**What to work on:**
Copy out every line of the data below word for word, leaving out the pictures.

--- start Listed entries ---

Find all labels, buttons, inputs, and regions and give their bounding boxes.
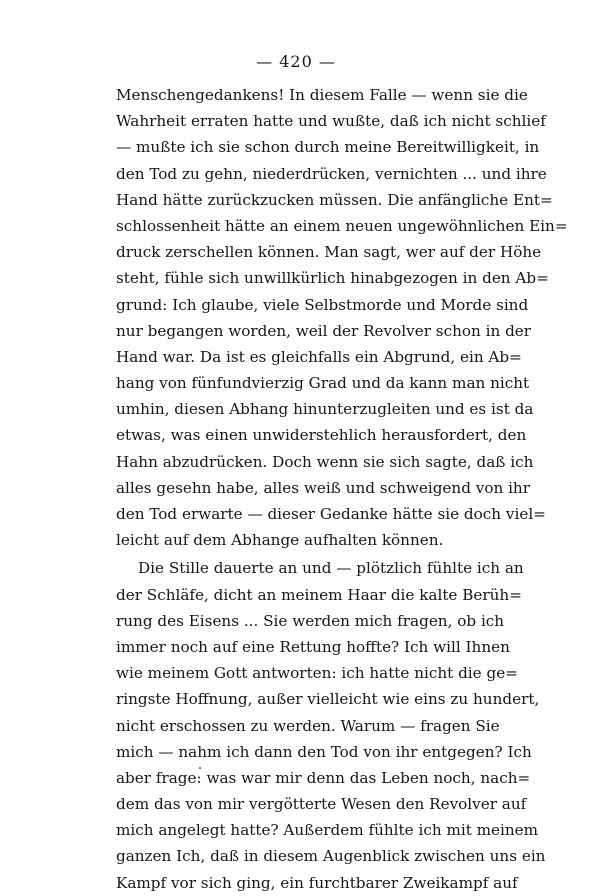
text-line: wie meinem Gott antworten: ich hatte nicht die ge=: [116, 664, 518, 683]
text-line: Hahn abzudrücken. Doch wenn sie sich sagte, daß ich: [116, 452, 534, 471]
text-line: Wahrheit erraten hatte und wußte, daß ich nicht schlief: [116, 112, 546, 131]
text-line: rung des Eisens ... Sie werden mich fragen, ob ich: [116, 611, 505, 630]
text-line: schlossenheit hätte an einem neuen ungewöhnlichen Ein=: [116, 216, 568, 235]
text-line: etwas, was einen unwiderstehlich herausfordert, den: [116, 426, 527, 445]
text-line: dem das von mir vergötterte Wesen den Revolver auf: [116, 795, 527, 814]
text-line: umhin, diesen Abhang hinunterzugleiten und es ist da: [116, 400, 534, 419]
text-line: alles gesehn habe, alles weiß und schweigend von ihr: [116, 478, 530, 497]
text-line: Die Stille dauerte an und — plötzlich fühlte ich an: [138, 559, 524, 578]
text-line: druck zerschellen können. Man sagt, wer auf der Höhe: [116, 243, 542, 262]
text-line: ringste Hoffnung, außer vielleicht wie eins zu hundert,: [116, 690, 540, 709]
text-line: Hand hätte zurückzucken müssen. Die anfängliche Ent=: [116, 190, 553, 209]
text-line: grund: Ich glaube, viele Selbstmorde und Morde sind: [116, 295, 529, 314]
text-line: mich — nahm ich dann den Tod von ihr entgegen? Ich: [116, 742, 532, 761]
text-line: mich angelegt hatte? Außerdem fühlte ich mit meinem: [116, 821, 539, 840]
text-line: Kampf vor sich ging, ein furchtbarer Zweikampf auf: [116, 873, 518, 892]
text-line: immer noch auf eine Rettung hoffte? Ich will Ihnen: [116, 637, 510, 656]
text-line: Menschengedankens! In diesem Falle — wenn sie die: [116, 86, 528, 104]
page-number: — 420 —: [256, 52, 336, 71]
text-line: der Schläfe, dicht an meinem Haar die kalte Berüh=: [116, 585, 522, 604]
text-line: — mußte ich sie schon durch meine Bereitwilligkeit, in: [116, 138, 540, 157]
text-line: aber frage: was war mir denn das Leben noch, nach=: [116, 768, 531, 787]
paper-speck: [199, 767, 201, 769]
text-line: nur begangen worden, weil der Revolver schon in der: [116, 321, 532, 340]
text-line: nicht erschossen zu werden. Warum — fragen Sie: [116, 716, 500, 735]
text-line: hang von fünfundvierzig Grad und da kann man nicht: [116, 374, 530, 393]
text-line: den Tod erwarte — dieser Gedanke hätte sie doch viel=: [116, 505, 546, 523]
text-line: Hand war. Da ist es gleichfalls ein Abgrund, ein Ab=: [116, 347, 522, 366]
text-line: leicht auf dem Abhange aufhalten können.: [116, 531, 444, 550]
text-line: steht, fühle sich unwillkürlich hinabgezogen in den Ab=: [116, 269, 549, 288]
text-line: den Tod zu gehn, niederdrücken, vernichten ... und ihre: [116, 164, 547, 183]
body-text: [116, 82, 568, 896]
text-line: ganzen Ich, daß in diesem Augenblick zwischen uns ein: [116, 847, 546, 866]
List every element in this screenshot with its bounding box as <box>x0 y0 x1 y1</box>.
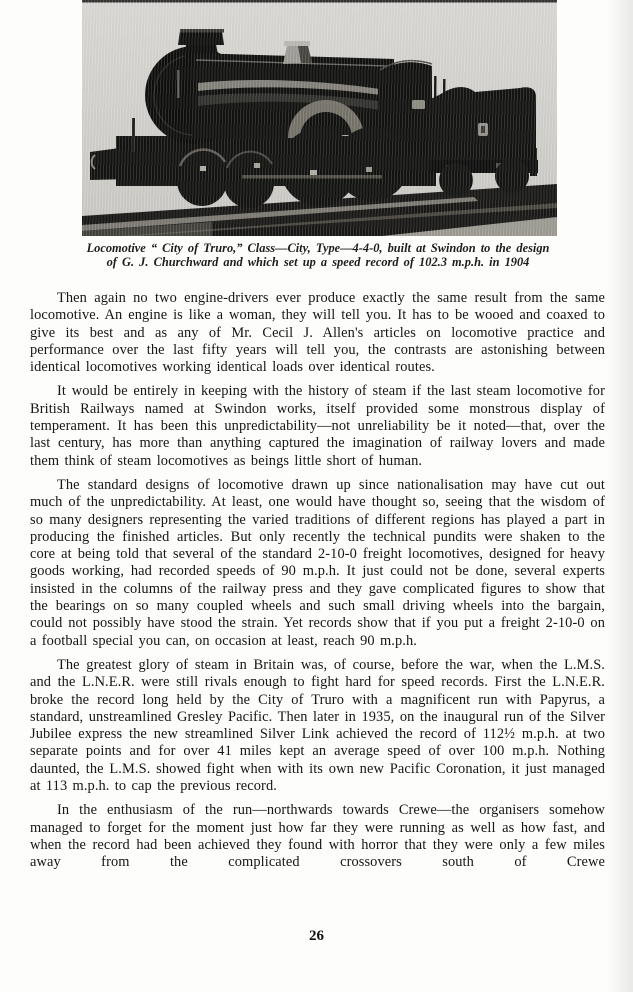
photo-caption <box>60 242 576 270</box>
body-paragraph-2: It would be entirely in keeping with the history of steam if the last steam locomotive for British Railways named at Swindon works, itself provided some monstrous display of temperament. It has been this unpredictability—not unreliability be it noted—that, over the last century, has more than anything captured the imagination of railway lovers and made them think of steam locomotives as beings little short of human. <box>30 383 605 469</box>
article-body <box>30 290 605 872</box>
locomotive-photo <box>82 0 557 236</box>
photo-caption-line-1: Locomotive “ City of Truro,” Class—City, Type—4-4-0, built at Swindon to the design <box>86 241 550 255</box>
body-paragraph-1: Then again no two engine-drivers ever produce exactly the same result from the same locomotive. An engine is like a woman, they will tell you. It has to be wooed and coaxed to give its best and as any of Mr. Cecil J. Allen's articles on locomotive practice and performance over the last fifty years will tell you, the contrasts are astonishing between identical locomotives working identical loads over identical routes. <box>30 290 605 376</box>
photo-caption-line-2: of G. J. Churchward and which set up a speed record of 102.3 m.p.h. in 1904 <box>106 254 530 269</box>
body-paragraph-3: The standard designs of locomotive drawn up since nationalisation may have cut out much of the unpredictability. At least, one would have thought so, seeing that the wisdom of so many designers representing the varied traditions of different regions has played a part in producing the finished articles. But only recently the technical pundits were shaken to the core at being told that several of the standard 2-10-0 freight locomotives, designed for heavy goods working, had recorded speeds of 90 m.p.h. It just could not be done, several experts insisted in the columns of the railway press and they gave complicated figures to show that the bearings on so many coupled wheels and such small driving wheels into the bargain, could not possibly have stood the strain. Yet records show that if you put a freight 2-10-0 on a football special you can, on occasion at least, reach 90 m.p.h. <box>30 476 605 649</box>
body-paragraph-5: In the enthusiasm of the run—northwards towards Crewe—the organisers somehow managed to forget for the moment just how far they were running as well as how fast, and when the record had been achieved they found with horror that they were only a few miles away from the complicated crossovers south of Crewe <box>30 802 605 871</box>
photo-top-edge <box>82 0 557 3</box>
body-paragraph-4: The greatest glory of steam in Britain was, of course, before the war, when the L.M.S. and the L.N.E.R. were still rivals enough to fight hard for speed records. First the L.N.E.R. broke the record long held by the City of Truro with a magnificent run with Papyrus, a standard, unstreamlined Gresley Pacific. Then later in 1935, on the inaugural run of the Silver Jubilee express the new streamlined Silver Link achieved the record of 112½ m.p.h. at two separate points and for over 41 miles kept an average speed of over 100 m.p.h. Nothing daunted, the L.M.S. showed fight when with its own new Pacific Coronation, it just managed at 113 m.p.h. to cap the previous record. <box>30 656 605 795</box>
locomotive-photo-illustration <box>82 0 557 236</box>
page-number: 26 <box>309 928 324 944</box>
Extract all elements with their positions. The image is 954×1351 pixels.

--- end Listed entries ---

**Answer in full:**
Find all labels, buttons, inputs, and regions and give their bounding boxes.
text-line: wie meinem Gott antworten: ich hatte nicht die ge=: [116, 664, 518, 683]
text-line: Hahn abzudrücken. Doch wenn sie sich sagte, daß ich: [116, 452, 534, 471]
text-line: Wahrheit erraten hatte und wußte, daß ich nicht schlief: [116, 112, 546, 131]
text-line: rung des Eisens ... Sie werden mich fragen, ob ich: [116, 611, 505, 630]
text-line: schlossenheit hätte an einem neuen ungewöhnlichen Ein=: [116, 216, 568, 235]
text-line: etwas, was einen unwiderstehlich herausfordert, den: [116, 426, 527, 445]
text-line: dem das von mir vergötterte Wesen den Revolver auf: [116, 795, 527, 814]
text-line: umhin, diesen Abhang hinunterzugleiten und es ist da: [116, 400, 534, 419]
text-line: alles gesehn habe, alles weiß und schweigend von ihr: [116, 478, 530, 497]
text-line: Die Stille dauerte an und — plötzlich fühlte ich an: [138, 559, 524, 578]
text-line: druck zerschellen können. Man sagt, wer auf der Höhe: [116, 243, 542, 262]
text-line: ringste Hoffnung, außer vielleicht wie eins zu hundert,: [116, 690, 540, 709]
text-line: Hand hätte zurückzucken müssen. Die anfängliche Ent=: [116, 190, 553, 209]
text-line: grund: Ich glaube, viele Selbstmorde und Morde sind: [116, 295, 529, 314]
text-line: mich — nahm ich dann den Tod von ihr entgegen? Ich: [116, 742, 532, 761]
text-line: mich angelegt hatte? Außerdem fühlte ich mit meinem: [116, 821, 539, 840]
text-line: Kampf vor sich ging, ein furchtbarer Zweikampf auf: [116, 873, 518, 892]
text-line: immer noch auf eine Rettung hoffte? Ich will Ihnen: [116, 637, 510, 656]
text-line: Menschengedankens! In diesem Falle — wenn sie die: [116, 86, 528, 104]
page-number: — 420 —: [256, 52, 336, 71]
text-line: der Schläfe, dicht an meinem Haar die kalte Berüh=: [116, 585, 522, 604]
text-line: — mußte ich sie schon durch meine Bereitwilligkeit, in: [116, 138, 540, 157]
text-line: aber frage: was war mir denn das Leben noch, nach=: [116, 768, 531, 787]
paper-speck: [199, 767, 201, 769]
text-line: nur begangen worden, weil der Revolver schon in der: [116, 321, 532, 340]
text-line: nicht erschossen zu werden. Warum — fragen Sie: [116, 716, 500, 735]
text-line: hang von fünfundvierzig Grad und da kann man nicht: [116, 374, 530, 393]
text-line: den Tod erwarte — dieser Gedanke hätte sie doch viel=: [116, 505, 546, 523]
text-line: Hand war. Da ist es gleichfalls ein Abgrund, ein Ab=: [116, 347, 522, 366]
text-line: leicht auf dem Abhange aufhalten können.: [116, 531, 444, 550]
text-line: steht, fühle sich unwillkürlich hinabgezogen in den Ab=: [116, 269, 549, 288]
text-line: den Tod zu gehn, niederdrücken, vernichten ... und ihre: [116, 164, 547, 183]
body-text: [116, 82, 568, 896]
text-line: ganzen Ich, daß in diesem Augenblick zwischen uns ein: [116, 847, 546, 866]
List every element in this screenshot with its bounding box as <box>x0 y0 x1 y1</box>.
photo-caption <box>60 242 576 270</box>
body-paragraph-2: It would be entirely in keeping with the history of steam if the last steam locomotive for British Railways named at Swindon works, itself provided some monstrous display of temperament. It has been this unpredictability—not unreliability be it noted—that, over the last century, has more than anything captured the imagination of railway lovers and made them think of steam locomotives as beings little short of human. <box>30 383 605 469</box>
article-body <box>30 290 605 872</box>
locomotive-photo <box>82 0 557 236</box>
photo-caption-line-1: Locomotive “ City of Truro,” Class—City, Type—4-4-0, built at Swindon to the design <box>86 241 550 255</box>
body-paragraph-1: Then again no two engine-drivers ever produce exactly the same result from the same locomotive. An engine is like a woman, they will tell you. It has to be wooed and coaxed to give its best and as any of Mr. Cecil J. Allen's articles on locomotive practice and performance over the last fifty years will tell you, the contrasts are astonishing between identical locomotives working identical loads over identical routes. <box>30 290 605 376</box>
photo-caption-line-2: of G. J. Churchward and which set up a speed record of 102.3 m.p.h. in 1904 <box>106 254 530 269</box>
body-paragraph-3: The standard designs of locomotive drawn up since nationalisation may have cut out much of the unpredictability. At least, one would have thought so, seeing that the wisdom of so many designers representing the varied traditions of different regions has played a part in producing the finished articles. But only recently the technical pundits were shaken to the core at being told that several of the standard 2-10-0 freight locomotives, designed for heavy goods working, had recorded speeds of 90 m.p.h. It just could not be done, several experts insisted in the columns of the railway press and they gave complicated figures to show that the bearings on so many coupled wheels and such small driving wheels into the bargain, could not possibly have stood the strain. Yet records show that if you put a freight 2-10-0 on a football special you can, on occasion at least, reach 90 m.p.h. <box>30 476 605 649</box>
body-paragraph-5: In the enthusiasm of the run—northwards towards Crewe—the organisers somehow managed to forget for the moment just how far they were running as well as how fast, and when the record had been achieved they found with horror that they were only a few miles away from the complicated crossovers south of Crewe <box>30 802 605 871</box>
photo-top-edge <box>82 0 557 3</box>
body-paragraph-4: The greatest glory of steam in Britain was, of course, before the war, when the L.M.S. and the L.N.E.R. were still rivals enough to fight hard for speed records. First the L.N.E.R. broke the record long held by the City of Truro with a magnificent run with Papyrus, a standard, unstreamlined Gresley Pacific. Then later in 1935, on the inaugural run of the Silver Jubilee express the new streamlined Silver Link achieved the record of 112½ m.p.h. at two separate points and for over 41 miles kept an average speed of over 100 m.p.h. Nothing daunted, the L.M.S. showed fight when with its own new Pacific Coronation, it just managed at 113 m.p.h. to cap the previous record. <box>30 656 605 795</box>
locomotive-photo-illustration <box>82 0 557 236</box>
page-number: 26 <box>309 928 324 944</box>
Extract all elements with their positions. The image is 954×1351 pixels.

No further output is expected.